Given entries »
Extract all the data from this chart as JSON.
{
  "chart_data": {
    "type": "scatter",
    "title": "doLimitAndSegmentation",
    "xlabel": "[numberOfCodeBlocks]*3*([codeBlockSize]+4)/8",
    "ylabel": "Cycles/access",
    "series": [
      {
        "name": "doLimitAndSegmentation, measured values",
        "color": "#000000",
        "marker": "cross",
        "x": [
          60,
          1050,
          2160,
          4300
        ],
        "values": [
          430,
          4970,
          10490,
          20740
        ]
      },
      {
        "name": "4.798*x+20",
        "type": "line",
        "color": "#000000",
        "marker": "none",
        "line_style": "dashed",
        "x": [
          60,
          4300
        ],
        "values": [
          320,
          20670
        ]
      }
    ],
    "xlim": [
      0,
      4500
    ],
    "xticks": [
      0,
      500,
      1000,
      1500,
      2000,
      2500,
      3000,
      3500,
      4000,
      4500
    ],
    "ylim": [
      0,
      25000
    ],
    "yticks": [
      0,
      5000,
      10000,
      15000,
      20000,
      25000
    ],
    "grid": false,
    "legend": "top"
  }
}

The task » Report each line in the preceding entries that holds the string "doLimitAndSegmentation".

Full response »
    "title": "doLimitAndSegmentation",
        "name": "doLimitAndSegmentation, measured values",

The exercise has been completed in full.